-- TASK MATERIAL start --
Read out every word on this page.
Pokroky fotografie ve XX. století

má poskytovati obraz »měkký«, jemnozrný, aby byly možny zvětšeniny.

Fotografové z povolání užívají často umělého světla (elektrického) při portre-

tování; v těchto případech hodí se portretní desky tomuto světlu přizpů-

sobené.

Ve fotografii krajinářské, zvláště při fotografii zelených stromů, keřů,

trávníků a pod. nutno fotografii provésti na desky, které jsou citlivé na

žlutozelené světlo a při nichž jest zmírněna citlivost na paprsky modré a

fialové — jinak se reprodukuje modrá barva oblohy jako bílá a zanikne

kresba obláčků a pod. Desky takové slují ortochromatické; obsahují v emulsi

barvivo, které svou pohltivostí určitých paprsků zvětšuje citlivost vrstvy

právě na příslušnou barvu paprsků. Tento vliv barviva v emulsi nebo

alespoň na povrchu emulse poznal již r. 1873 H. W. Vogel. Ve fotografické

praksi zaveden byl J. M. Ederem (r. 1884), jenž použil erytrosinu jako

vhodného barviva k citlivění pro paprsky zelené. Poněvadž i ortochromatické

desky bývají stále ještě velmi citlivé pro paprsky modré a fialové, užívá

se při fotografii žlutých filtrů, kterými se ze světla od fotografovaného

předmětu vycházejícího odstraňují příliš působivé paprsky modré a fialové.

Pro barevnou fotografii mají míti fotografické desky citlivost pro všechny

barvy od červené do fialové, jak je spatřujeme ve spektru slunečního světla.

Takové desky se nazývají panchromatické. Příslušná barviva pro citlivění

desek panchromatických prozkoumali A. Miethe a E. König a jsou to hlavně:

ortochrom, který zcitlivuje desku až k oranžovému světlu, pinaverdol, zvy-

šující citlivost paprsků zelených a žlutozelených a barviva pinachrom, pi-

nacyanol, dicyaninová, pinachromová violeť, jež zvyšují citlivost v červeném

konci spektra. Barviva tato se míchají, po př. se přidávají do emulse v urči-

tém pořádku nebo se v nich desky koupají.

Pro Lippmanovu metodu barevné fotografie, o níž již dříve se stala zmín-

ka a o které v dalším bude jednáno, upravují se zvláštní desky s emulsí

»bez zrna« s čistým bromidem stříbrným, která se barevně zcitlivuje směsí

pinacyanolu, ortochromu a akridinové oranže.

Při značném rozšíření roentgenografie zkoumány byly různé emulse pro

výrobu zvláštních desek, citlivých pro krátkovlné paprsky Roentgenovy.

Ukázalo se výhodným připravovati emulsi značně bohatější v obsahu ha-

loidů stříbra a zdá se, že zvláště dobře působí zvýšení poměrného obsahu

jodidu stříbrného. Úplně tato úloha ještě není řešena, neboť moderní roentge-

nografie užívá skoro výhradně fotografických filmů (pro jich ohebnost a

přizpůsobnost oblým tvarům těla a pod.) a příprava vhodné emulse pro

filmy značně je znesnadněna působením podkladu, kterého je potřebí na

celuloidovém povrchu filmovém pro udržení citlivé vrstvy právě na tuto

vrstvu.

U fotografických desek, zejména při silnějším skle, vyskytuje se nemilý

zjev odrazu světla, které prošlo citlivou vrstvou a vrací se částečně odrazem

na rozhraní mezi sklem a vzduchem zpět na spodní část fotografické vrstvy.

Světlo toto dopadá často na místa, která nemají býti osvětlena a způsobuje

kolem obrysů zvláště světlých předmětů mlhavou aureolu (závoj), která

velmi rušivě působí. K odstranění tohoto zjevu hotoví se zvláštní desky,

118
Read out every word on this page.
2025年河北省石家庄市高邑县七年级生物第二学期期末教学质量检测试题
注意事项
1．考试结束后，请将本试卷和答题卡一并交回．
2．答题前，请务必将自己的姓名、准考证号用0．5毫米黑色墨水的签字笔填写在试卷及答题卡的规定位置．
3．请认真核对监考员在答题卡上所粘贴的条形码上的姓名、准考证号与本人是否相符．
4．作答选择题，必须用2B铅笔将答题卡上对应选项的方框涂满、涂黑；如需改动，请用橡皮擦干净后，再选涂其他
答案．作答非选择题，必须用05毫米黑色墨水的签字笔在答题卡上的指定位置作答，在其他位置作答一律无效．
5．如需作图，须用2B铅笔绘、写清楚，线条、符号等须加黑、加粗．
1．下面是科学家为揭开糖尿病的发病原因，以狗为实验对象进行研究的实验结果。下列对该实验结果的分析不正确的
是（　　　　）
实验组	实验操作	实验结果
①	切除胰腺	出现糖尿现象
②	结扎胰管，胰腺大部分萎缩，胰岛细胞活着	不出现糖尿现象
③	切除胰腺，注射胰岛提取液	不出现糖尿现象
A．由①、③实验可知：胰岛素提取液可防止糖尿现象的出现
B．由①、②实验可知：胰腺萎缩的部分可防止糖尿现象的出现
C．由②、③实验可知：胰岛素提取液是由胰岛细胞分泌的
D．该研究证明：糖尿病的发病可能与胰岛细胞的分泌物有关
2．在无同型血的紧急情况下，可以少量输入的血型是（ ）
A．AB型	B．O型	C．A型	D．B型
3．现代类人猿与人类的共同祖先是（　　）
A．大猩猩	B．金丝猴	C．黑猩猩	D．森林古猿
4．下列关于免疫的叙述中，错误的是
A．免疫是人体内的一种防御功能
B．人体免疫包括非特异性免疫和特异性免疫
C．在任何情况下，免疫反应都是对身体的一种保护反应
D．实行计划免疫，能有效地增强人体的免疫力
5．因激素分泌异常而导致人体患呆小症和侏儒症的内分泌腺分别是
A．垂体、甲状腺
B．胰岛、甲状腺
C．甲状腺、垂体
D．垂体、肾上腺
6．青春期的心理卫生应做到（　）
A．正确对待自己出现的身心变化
-- TASK MATERIAL end --
PROBLEM TO WORK ON: Extract each line of the material exactly as it stands.

EXERCISE RESULT:
Read out every word on this page.
Pokroky fotografie ve XX. století

má poskytovati obraz »měkký«, jemnozrný, aby byly možny zvětšeniny.

Fotografové z povolání užívají často umělého světla (elektrického) při portre-

tování; v těchto případech hodí se portretní desky tomuto světlu přizpů-

sobené.

Ve fotografii krajinářské, zvláště při fotografii zelených stromů, keřů,

trávníků a pod. nutno fotografii provésti na desky, které jsou citlivé na

žlutozelené světlo a při nichž jest zmírněna citlivost na paprsky modré a

fialové — jinak se reprodukuje modrá barva oblohy jako bílá a zanikne

kresba obláčků a pod. Desky takové slují ortochromatické; obsahují v emulsi

barvivo, které svou pohltivostí určitých paprsků zvětšuje citlivost vrstvy

právě na příslušnou barvu paprsků. Tento vliv barviva v emulsi nebo

alespoň na povrchu emulse poznal již r. 1873 H. W. Vogel. Ve fotografické

praksi zaveden byl J. M. Ederem (r. 1884), jenž použil erytrosinu jako

vhodného barviva k citlivění pro paprsky zelené. Poněvadž i ortochromatické

desky bývají stále ještě velmi citlivé pro paprsky modré a fialové, užívá

se při fotografii žlutých filtrů, kterými se ze světla od fotografovaného

předmětu vycházejícího odstraňují příliš působivé paprsky modré a fialové.

Pro barevnou fotografii mají míti fotografické desky citlivost pro všechny

barvy od červené do fialové, jak je spatřujeme ve spektru slunečního světla.

Takové desky se nazývají panchromatické. Příslušná barviva pro citlivění

desek panchromatických prozkoumali A. Miethe a E. König a jsou to hlavně:

ortochrom, který zcitlivuje desku až k oranžovému světlu, pinaverdol, zvy-

šující citlivost paprsků zelených a žlutozelených a barviva pinachrom, pi-

nacyanol, dicyaninová, pinachromová violeť, jež zvyšují citlivost v červeném

konci spektra. Barviva tato se míchají, po př. se přidávají do emulse v urči-

tém pořádku nebo se v nich desky koupají.

Pro Lippmanovu metodu barevné fotografie, o níž již dříve se stala zmín-

ka a o které v dalším bude jednáno, upravují se zvláštní desky s emulsí

»bez zrna« s čistým bromidem stříbrným, která se barevně zcitlivuje směsí

pinacyanolu, ortochromu a akridinové oranže.

Při značném rozšíření roentgenografie zkoumány byly různé emulse pro

výrobu zvláštních desek, citlivých pro krátkovlné paprsky Roentgenovy.

Ukázalo se výhodným připravovati emulsi značně bohatější v obsahu ha-

loidů stříbra a zdá se, že zvláště dobře působí zvýšení poměrného obsahu

jodidu stříbrného. Úplně tato úloha ještě není řešena, neboť moderní roentge-

nografie užívá skoro výhradně fotografických filmů (pro jich ohebnost a

přizpůsobnost oblým tvarům těla a pod.) a příprava vhodné emulse pro

filmy značně je znesnadněna působením podkladu, kterého je potřebí na

celuloidovém povrchu filmovém pro udržení citlivé vrstvy právě na tuto

vrstvu.

U fotografických desek, zejména při silnějším skle, vyskytuje se nemilý

zjev odrazu světla, které prošlo citlivou vrstvou a vrací se částečně odrazem

na rozhraní mezi sklem a vzduchem zpět na spodní část fotografické vrstvy.

Světlo toto dopadá často na místa, která nemají býti osvětlena a způsobuje

kolem obrysů zvláště světlých předmětů mlhavou aureolu (závoj), která

velmi rušivě působí. K odstranění tohoto zjevu hotoví se zvláštní desky,

118
Read out every word on this page.
2025年河北省石家庄市高邑县七年级生物第二学期期末教学质量检测试题
注意事项
1．考试结束后，请将本试卷和答题卡一并交回．
2．答题前，请务必将自己的姓名、准考证号用0．5毫米黑色墨水的签字笔填写在试卷及答题卡的规定位置．
3．请认真核对监考员在答题卡上所粘贴的条形码上的姓名、准考证号与本人是否相符．
4．作答选择题，必须用2B铅笔将答题卡上对应选项的方框涂满、涂黑；如需改动，请用橡皮擦干净后，再选涂其他
答案．作答非选择题，必须用05毫米黑色墨水的签字笔在答题卡上的指定位置作答，在其他位置作答一律无效．
5．如需作图，须用2B铅笔绘、写清楚，线条、符号等须加黑、加粗．
1．下面是科学家为揭开糖尿病的发病原因，以狗为实验对象进行研究的实验结果。下列对该实验结果的分析不正确的
是（　　　　）
实验组	实验操作	实验结果
①	切除胰腺	出现糖尿现象
②	结扎胰管，胰腺大部分萎缩，胰岛细胞活着	不出现糖尿现象
③	切除胰腺，注射胰岛提取液	不出现糖尿现象
A．由①、③实验可知：胰岛素提取液可防止糖尿现象的出现
B．由①、②实验可知：胰腺萎缩的部分可防止糖尿现象的出现
C．由②、③实验可知：胰岛素提取液是由胰岛细胞分泌的
D．该研究证明：糖尿病的发病可能与胰岛细胞的分泌物有关
2．在无同型血的紧急情况下，可以少量输入的血型是（ ）
A．AB型	B．O型	C．A型	D．B型
3．现代类人猿与人类的共同祖先是（　　）
A．大猩猩	B．金丝猴	C．黑猩猩	D．森林古猿
4．下列关于免疫的叙述中，错误的是
A．免疫是人体内的一种防御功能
B．人体免疫包括非特异性免疫和特异性免疫
C．在任何情况下，免疫反应都是对身体的一种保护反应
D．实行计划免疫，能有效地增强人体的免疫力
5．因激素分泌异常而导致人体患呆小症和侏儒症的内分泌腺分别是
A．垂体、甲状腺
B．胰岛、甲状腺
C．甲状腺、垂体
D．垂体、肾上腺
6．青春期的心理卫生应做到（　）
A．正确对待自己出现的身心变化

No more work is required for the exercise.